* DIRECTIONS *
Return all lines from the entries below in which the word "gene" is present.

(Records of document pages)

____________________

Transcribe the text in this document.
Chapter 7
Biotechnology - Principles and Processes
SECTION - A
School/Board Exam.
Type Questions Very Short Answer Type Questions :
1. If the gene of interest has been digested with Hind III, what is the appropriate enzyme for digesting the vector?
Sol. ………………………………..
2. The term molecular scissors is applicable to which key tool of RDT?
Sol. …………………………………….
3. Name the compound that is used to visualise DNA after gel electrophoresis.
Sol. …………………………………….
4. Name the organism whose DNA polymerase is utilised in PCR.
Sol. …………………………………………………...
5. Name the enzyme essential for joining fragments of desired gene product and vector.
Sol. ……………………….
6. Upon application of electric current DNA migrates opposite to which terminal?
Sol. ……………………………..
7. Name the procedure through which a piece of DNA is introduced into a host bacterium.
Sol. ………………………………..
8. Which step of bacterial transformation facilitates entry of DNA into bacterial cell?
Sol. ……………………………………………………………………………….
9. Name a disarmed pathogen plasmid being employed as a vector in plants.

____________________

* SOLUTION TO THE PROBLEM *
1. If the gene of interest has been digested with Hind III, what is the appropriate enzyme for digesting the vector?
5. Name the enzyme essential for joining fragments of desired gene product and vector.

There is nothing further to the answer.